--- DATA PROVIDED ---

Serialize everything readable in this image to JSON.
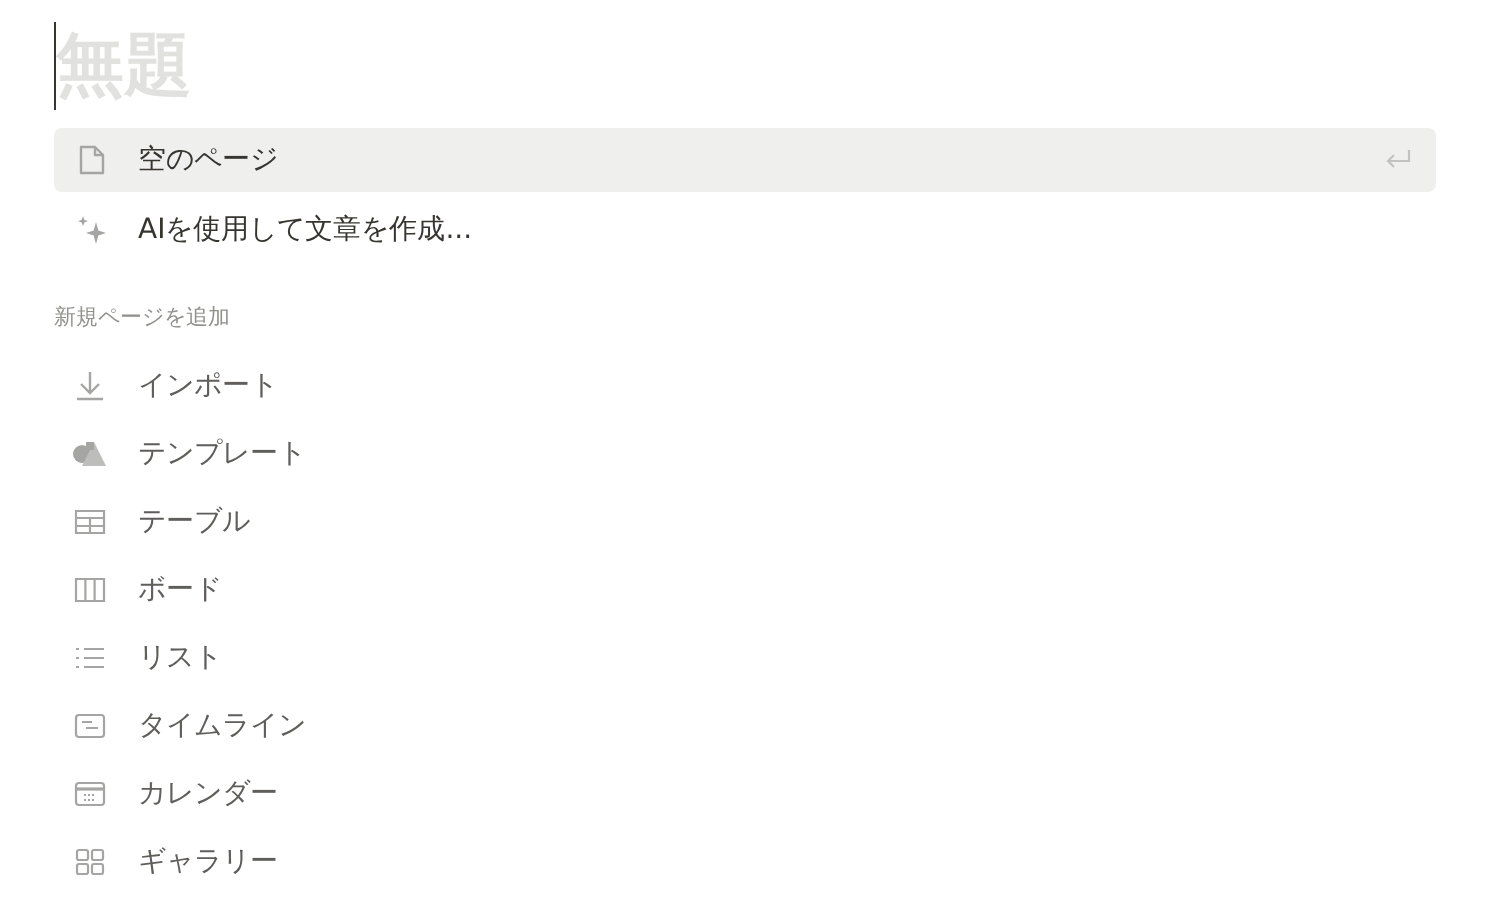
{
  "title": {
    "placeholder": "無題"
  },
  "suggestions": [
    {
      "kind": "page",
      "label": "空のページ",
      "selected": true
    },
    {
      "kind": "ai",
      "label": "AIを使用して文章を作成...",
      "selected": false
    }
  ],
  "section_label": "新規ページを追加",
  "templates": [
    {
      "kind": "import",
      "label": "インポート"
    },
    {
      "kind": "template",
      "label": "テンプレート"
    },
    {
      "kind": "table",
      "label": "テーブル"
    },
    {
      "kind": "board",
      "label": "ボード"
    },
    {
      "kind": "list",
      "label": "リスト"
    },
    {
      "kind": "timeline",
      "label": "タイムライン"
    },
    {
      "kind": "calendar",
      "label": "カレンダー"
    },
    {
      "kind": "gallery",
      "label": "ギャラリー"
    }
  ]
}
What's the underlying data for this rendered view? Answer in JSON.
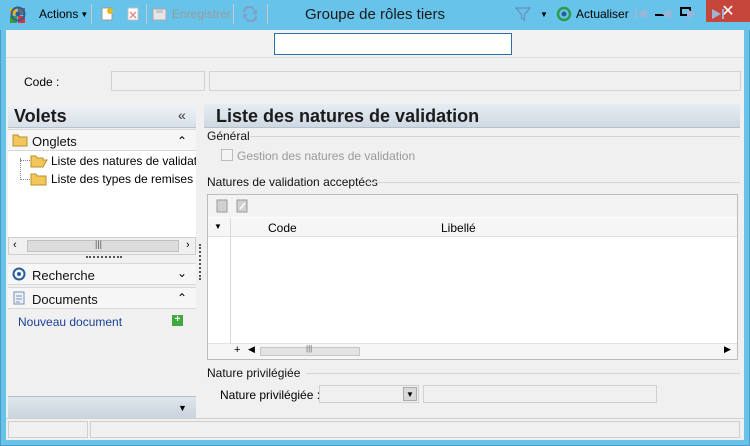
{
  "window": {
    "title": "Groupe de rôles tiers"
  },
  "toolbar": {
    "actions_label": "Actions",
    "save_label": "Enregistrer",
    "search_value": "",
    "refresh_label": "Actualiser"
  },
  "code_row": {
    "label": "Code :",
    "value": ""
  },
  "left_panel": {
    "title": "Volets",
    "onglets_label": "Onglets",
    "tree_items": [
      "Liste des natures de validation",
      "Liste des types de remises"
    ],
    "recherche_label": "Recherche",
    "documents_label": "Documents",
    "new_document_label": "Nouveau document"
  },
  "main": {
    "title": "Liste des natures de validation",
    "general_title": "Général",
    "checkbox_label": "Gestion des natures de validation",
    "checkbox_checked": false,
    "accepted_title": "Natures de validation acceptées",
    "grid_columns": [
      "Code",
      "Libellé"
    ],
    "privileged_title": "Nature privilégiée",
    "privileged_label": "Nature privilégiée :",
    "privileged_value": ""
  },
  "colors": {
    "titlebar": "#68c3ea",
    "close_button": "#c7463c",
    "link": "#1b3f97"
  }
}
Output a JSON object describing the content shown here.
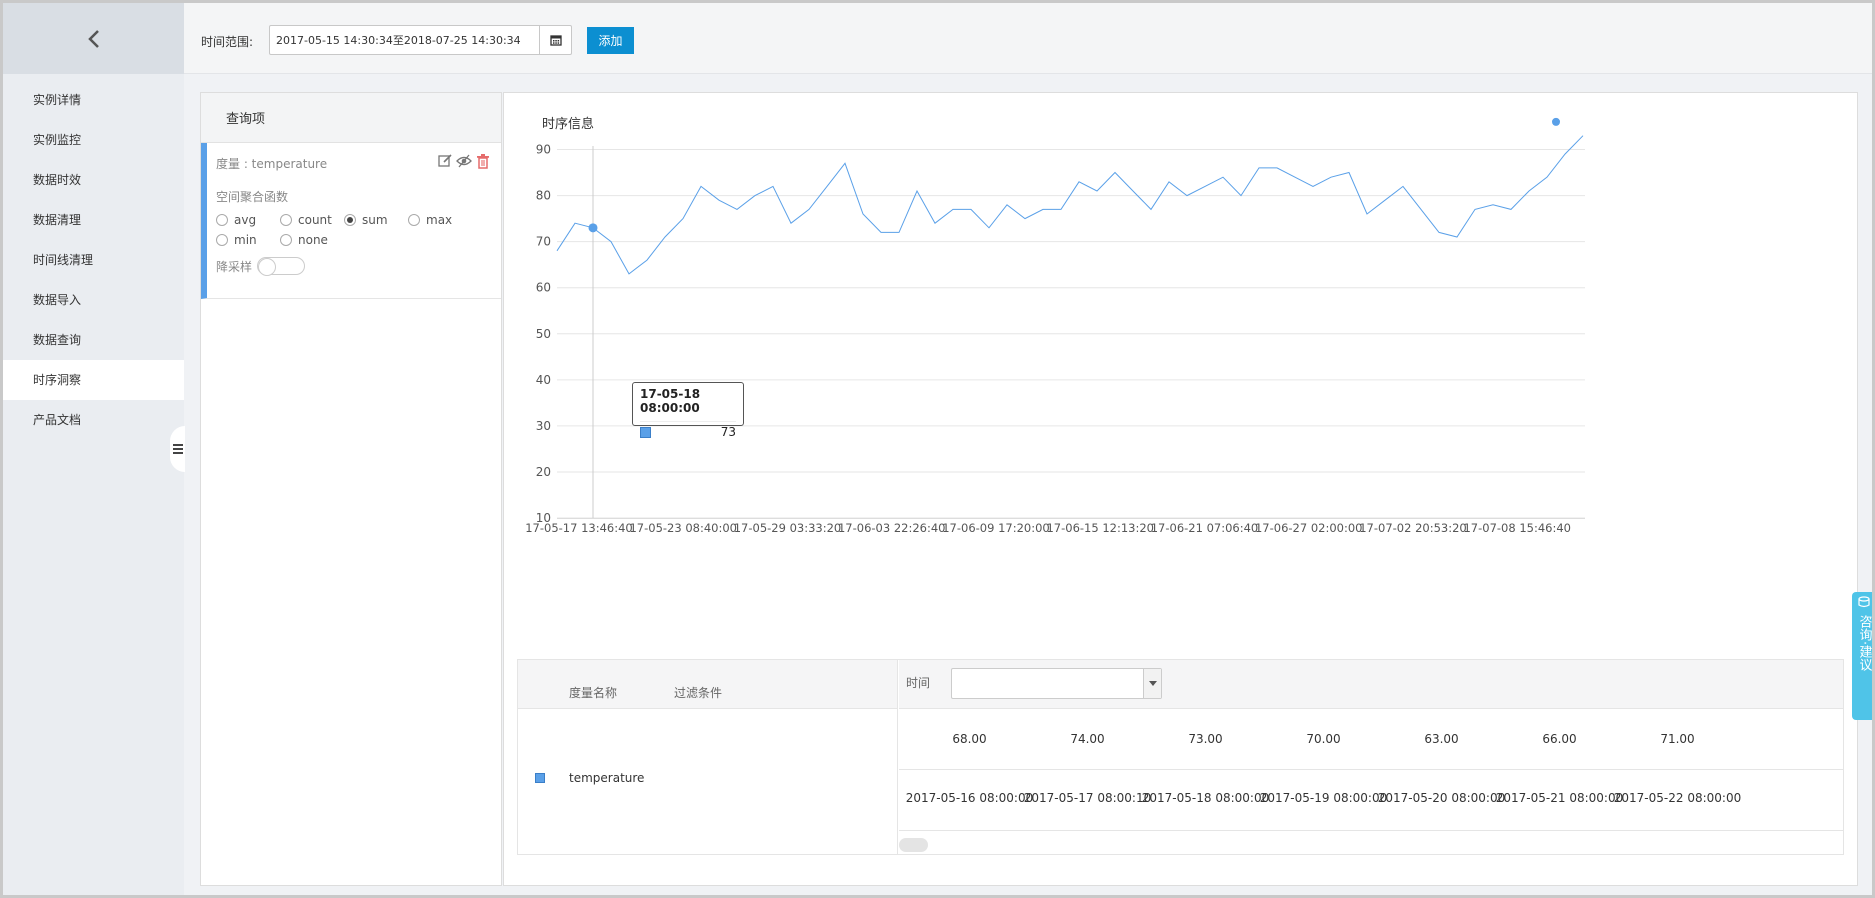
{
  "sidebar": {
    "back_icon": "chevron-left-icon",
    "items": [
      {
        "label": "实例详情"
      },
      {
        "label": "实例监控"
      },
      {
        "label": "数据时效"
      },
      {
        "label": "数据清理"
      },
      {
        "label": "时间线清理"
      },
      {
        "label": "数据导入"
      },
      {
        "label": "数据查询"
      },
      {
        "label": "时序洞察",
        "active": true
      },
      {
        "label": "产品文档"
      }
    ],
    "collapse_icon": "menu-icon"
  },
  "topbar": {
    "time_range_label": "时间范围:",
    "time_range_value": "2017-05-15 14:30:34至2018-07-25 14:30:34",
    "calendar_icon": "calendar-icon",
    "add_label": "添加",
    "accent": "#0c8fd1"
  },
  "query_panel": {
    "title": "查询项",
    "item": {
      "metric_label": "度量 : temperature",
      "actions": [
        "edit-icon",
        "hide-icon",
        "delete-icon"
      ],
      "agg_label": "空间聚合函数",
      "agg_options": [
        "avg",
        "count",
        "sum",
        "max",
        "min",
        "none"
      ],
      "agg_selected": "sum",
      "downsample_label": "降采样",
      "downsample_on": false
    }
  },
  "chart_panel": {
    "title": "时序信息",
    "tooltip": {
      "time": "17-05-18 08:00:00",
      "value": "73"
    }
  },
  "chart_data": {
    "type": "line",
    "title": "",
    "xlabel": "",
    "ylabel": "",
    "ylim": [
      10,
      95
    ],
    "yticks": [
      10,
      20,
      30,
      40,
      50,
      60,
      70,
      80,
      90
    ],
    "x_tick_labels": [
      "17-05-17 13:46:40",
      "17-05-23 08:40:00",
      "17-05-29 03:33:20",
      "17-06-03 22:26:40",
      "17-06-09 17:20:00",
      "17-06-15 12:13:20",
      "17-06-21 07:06:40",
      "17-06-27 02:00:00",
      "17-07-02 20:53:20",
      "17-07-08 15:46:40"
    ],
    "grid": true,
    "legend": "none",
    "color": "#5aa0e8",
    "series": [
      {
        "name": "temperature",
        "x": [
          "2017-05-16",
          "2017-05-17",
          "2017-05-18",
          "2017-05-19",
          "2017-05-20",
          "2017-05-21",
          "2017-05-22",
          "2017-05-23",
          "2017-05-24",
          "2017-05-25",
          "2017-05-26",
          "2017-05-27",
          "2017-05-28",
          "2017-05-29",
          "2017-05-30",
          "2017-05-31",
          "2017-06-01",
          "2017-06-02",
          "2017-06-03",
          "2017-06-04",
          "2017-06-05",
          "2017-06-06",
          "2017-06-07",
          "2017-06-08",
          "2017-06-09",
          "2017-06-10",
          "2017-06-11",
          "2017-06-12",
          "2017-06-13",
          "2017-06-14",
          "2017-06-15",
          "2017-06-16",
          "2017-06-17",
          "2017-06-18",
          "2017-06-19",
          "2017-06-20",
          "2017-06-21",
          "2017-06-22",
          "2017-06-23",
          "2017-06-24",
          "2017-06-25",
          "2017-06-26",
          "2017-06-27",
          "2017-06-28",
          "2017-06-29",
          "2017-06-30",
          "2017-07-01",
          "2017-07-02",
          "2017-07-03",
          "2017-07-04",
          "2017-07-05",
          "2017-07-06",
          "2017-07-07",
          "2017-07-08",
          "2017-07-09",
          "2017-07-10",
          "2017-07-11",
          "2017-07-12"
        ],
        "values": [
          68,
          74,
          73,
          70,
          63,
          66,
          71,
          75,
          82,
          79,
          77,
          80,
          82,
          74,
          77,
          82,
          87,
          76,
          72,
          72,
          81,
          74,
          77,
          77,
          73,
          78,
          75,
          77,
          77,
          83,
          81,
          85,
          81,
          77,
          83,
          80,
          82,
          84,
          80,
          86,
          86,
          84,
          82,
          84,
          85,
          76,
          79,
          82,
          77,
          72,
          71,
          77,
          78,
          77,
          81,
          84,
          89,
          93
        ]
      }
    ],
    "marker_dot_value": 96
  },
  "data_table": {
    "headers": {
      "metric": "度量名称",
      "filter": "过滤条件",
      "time": "时间"
    },
    "row_name": "temperature",
    "time_select_value": "",
    "values": [
      "68.00",
      "74.00",
      "73.00",
      "70.00",
      "63.00",
      "66.00",
      "71.00"
    ],
    "timestamps": [
      "2017-05-16 08:00:00",
      "2017-05-17 08:00:10",
      "2017-05-18 08:00:00",
      "2017-05-19 08:00:00",
      "2017-05-20 08:00:00",
      "2017-05-21 08:00:00",
      "2017-05-22 08:00:00"
    ]
  },
  "consult": {
    "label": "咨询·建议",
    "icon": "chat-icon",
    "color": "#4fc4e8"
  }
}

---

DIRECTIONS FOR THIS TASK: Copy the listing in full and without alteration, omitting every picture.

ANSWER TO THE TASK:
Serialize everything readable in this image to JSON.
{
  "title": {
    "placeholder": "無題"
  },
  "suggestions": [
    {
      "kind": "page",
      "label": "空のページ",
      "selected": true
    },
    {
      "kind": "ai",
      "label": "AIを使用して文章を作成...",
      "selected": false
    }
  ],
  "section_label": "新規ページを追加",
  "templates": [
    {
      "kind": "import",
      "label": "インポート"
    },
    {
      "kind": "template",
      "label": "テンプレート"
    },
    {
      "kind": "table",
      "label": "テーブル"
    },
    {
      "kind": "board",
      "label": "ボード"
    },
    {
      "kind": "list",
      "label": "リスト"
    },
    {
      "kind": "timeline",
      "label": "タイムライン"
    },
    {
      "kind": "calendar",
      "label": "カレンダー"
    },
    {
      "kind": "gallery",
      "label": "ギャラリー"
    }
  ]
}
What's the underlying data for this rendered view? Answer in JSON.
{
  "window": {
    "title": "Groupe de rôles tiers"
  },
  "toolbar": {
    "actions_label": "Actions",
    "save_label": "Enregistrer",
    "search_value": "",
    "refresh_label": "Actualiser"
  },
  "code_row": {
    "label": "Code :",
    "value": ""
  },
  "left_panel": {
    "title": "Volets",
    "onglets_label": "Onglets",
    "tree_items": [
      "Liste des natures de validation",
      "Liste des types de remises"
    ],
    "recherche_label": "Recherche",
    "documents_label": "Documents",
    "new_document_label": "Nouveau document"
  },
  "main": {
    "title": "Liste des natures de validation",
    "general_title": "Général",
    "checkbox_label": "Gestion des natures de validation",
    "checkbox_checked": false,
    "accepted_title": "Natures de validation acceptées",
    "grid_columns": [
      "Code",
      "Libellé"
    ],
    "privileged_title": "Nature privilégiée",
    "privileged_label": "Nature privilégiée :",
    "privileged_value": ""
  },
  "colors": {
    "titlebar": "#68c3ea",
    "close_button": "#c7463c",
    "link": "#1b3f97"
  }
}
Output a JSON object describing the content shown here.
{
  "sidebar": {
    "back_icon": "chevron-left-icon",
    "items": [
      {
        "label": "实例详情"
      },
      {
        "label": "实例监控"
      },
      {
        "label": "数据时效"
      },
      {
        "label": "数据清理"
      },
      {
        "label": "时间线清理"
      },
      {
        "label": "数据导入"
      },
      {
        "label": "数据查询"
      },
      {
        "label": "时序洞察",
        "active": true
      },
      {
        "label": "产品文档"
      }
    ],
    "collapse_icon": "menu-icon"
  },
  "topbar": {
    "time_range_label": "时间范围:",
    "time_range_value": "2017-05-15 14:30:34至2018-07-25 14:30:34",
    "calendar_icon": "calendar-icon",
    "add_label": "添加",
    "accent": "#0c8fd1"
  },
  "query_panel": {
    "title": "查询项",
    "item": {
      "metric_label": "度量 : temperature",
      "actions": [
        "edit-icon",
        "hide-icon",
        "delete-icon"
      ],
      "agg_label": "空间聚合函数",
      "agg_options": [
        "avg",
        "count",
        "sum",
        "max",
        "min",
        "none"
      ],
      "agg_selected": "sum",
      "downsample_label": "降采样",
      "downsample_on": false
    }
  },
  "chart_panel": {
    "title": "时序信息",
    "tooltip": {
      "time": "17-05-18 08:00:00",
      "value": "73"
    }
  },
  "chart_data": {
    "type": "line",
    "title": "",
    "xlabel": "",
    "ylabel": "",
    "ylim": [
      10,
      95
    ],
    "yticks": [
      10,
      20,
      30,
      40,
      50,
      60,
      70,
      80,
      90
    ],
    "x_tick_labels": [
      "17-05-17 13:46:40",
      "17-05-23 08:40:00",
      "17-05-29 03:33:20",
      "17-06-03 22:26:40",
      "17-06-09 17:20:00",
      "17-06-15 12:13:20",
      "17-06-21 07:06:40",
      "17-06-27 02:00:00",
      "17-07-02 20:53:20",
      "17-07-08 15:46:40"
    ],
    "grid": true,
    "legend": "none",
    "color": "#5aa0e8",
    "series": [
      {
        "name": "temperature",
        "x": [
          "2017-05-16",
          "2017-05-17",
          "2017-05-18",
          "2017-05-19",
          "2017-05-20",
          "2017-05-21",
          "2017-05-22",
          "2017-05-23",
          "2017-05-24",
          "2017-05-25",
          "2017-05-26",
          "2017-05-27",
          "2017-05-28",
          "2017-05-29",
          "2017-05-30",
          "2017-05-31",
          "2017-06-01",
          "2017-06-02",
          "2017-06-03",
          "2017-06-04",
          "2017-06-05",
          "2017-06-06",
          "2017-06-07",
          "2017-06-08",
          "2017-06-09",
          "2017-06-10",
          "2017-06-11",
          "2017-06-12",
          "2017-06-13",
          "2017-06-14",
          "2017-06-15",
          "2017-06-16",
          "2017-06-17",
          "2017-06-18",
          "2017-06-19",
          "2017-06-20",
          "2017-06-21",
          "2017-06-22",
          "2017-06-23",
          "2017-06-24",
          "2017-06-25",
          "2017-06-26",
          "2017-06-27",
          "2017-06-28",
          "2017-06-29",
          "2017-06-30",
          "2017-07-01",
          "2017-07-02",
          "2017-07-03",
          "2017-07-04",
          "2017-07-05",
          "2017-07-06",
          "2017-07-07",
          "2017-07-08",
          "2017-07-09",
          "2017-07-10",
          "2017-07-11",
          "2017-07-12"
        ],
        "values": [
          68,
          74,
          73,
          70,
          63,
          66,
          71,
          75,
          82,
          79,
          77,
          80,
          82,
          74,
          77,
          82,
          87,
          76,
          72,
          72,
          81,
          74,
          77,
          77,
          73,
          78,
          75,
          77,
          77,
          83,
          81,
          85,
          81,
          77,
          83,
          80,
          82,
          84,
          80,
          86,
          86,
          84,
          82,
          84,
          85,
          76,
          79,
          82,
          77,
          72,
          71,
          77,
          78,
          77,
          81,
          84,
          89,
          93
        ]
      }
    ],
    "marker_dot_value": 96
  },
  "data_table": {
    "headers": {
      "metric": "度量名称",
      "filter": "过滤条件",
      "time": "时间"
    },
    "row_name": "temperature",
    "time_select_value": "",
    "values": [
      "68.00",
      "74.00",
      "73.00",
      "70.00",
      "63.00",
      "66.00",
      "71.00"
    ],
    "timestamps": [
      "2017-05-16 08:00:00",
      "2017-05-17 08:00:10",
      "2017-05-18 08:00:00",
      "2017-05-19 08:00:00",
      "2017-05-20 08:00:00",
      "2017-05-21 08:00:00",
      "2017-05-22 08:00:00"
    ]
  },
  "consult": {
    "label": "咨询·建议",
    "icon": "chat-icon",
    "color": "#4fc4e8"
  }
}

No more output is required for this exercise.